Keep only the lines of the entries below that contain the string "value", treating uppercase and lowercase letters as different.

## Begin TASK DATA

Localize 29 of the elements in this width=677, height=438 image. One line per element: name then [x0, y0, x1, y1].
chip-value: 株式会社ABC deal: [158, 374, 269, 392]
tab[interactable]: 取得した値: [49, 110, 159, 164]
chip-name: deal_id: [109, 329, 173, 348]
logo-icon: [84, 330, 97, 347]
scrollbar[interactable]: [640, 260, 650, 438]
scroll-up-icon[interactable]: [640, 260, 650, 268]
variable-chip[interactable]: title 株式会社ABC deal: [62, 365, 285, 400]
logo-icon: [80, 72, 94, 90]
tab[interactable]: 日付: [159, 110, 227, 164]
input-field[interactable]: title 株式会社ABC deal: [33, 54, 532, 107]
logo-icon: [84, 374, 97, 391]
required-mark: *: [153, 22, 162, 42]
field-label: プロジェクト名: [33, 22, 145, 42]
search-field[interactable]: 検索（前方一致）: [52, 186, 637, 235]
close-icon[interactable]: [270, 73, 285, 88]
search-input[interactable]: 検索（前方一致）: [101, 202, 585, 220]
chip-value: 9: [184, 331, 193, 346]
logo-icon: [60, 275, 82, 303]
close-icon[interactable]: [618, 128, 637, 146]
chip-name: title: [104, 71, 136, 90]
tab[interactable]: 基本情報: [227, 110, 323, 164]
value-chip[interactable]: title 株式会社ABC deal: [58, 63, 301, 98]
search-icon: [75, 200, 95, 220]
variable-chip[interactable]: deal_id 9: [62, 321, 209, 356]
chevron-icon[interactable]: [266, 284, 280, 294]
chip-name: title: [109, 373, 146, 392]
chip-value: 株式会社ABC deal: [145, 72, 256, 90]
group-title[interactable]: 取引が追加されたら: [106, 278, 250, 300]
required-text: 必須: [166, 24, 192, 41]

## End TASK DATA

== EXPECTED OUTPUT ==
chip-value: 株式会社ABC deal: [158, 374, 269, 392]
chip-value: 9: [184, 331, 193, 346]
value-chip[interactable]: title 株式会社ABC deal: [58, 63, 301, 98]
chip-value: 株式会社ABC deal: [145, 72, 256, 90]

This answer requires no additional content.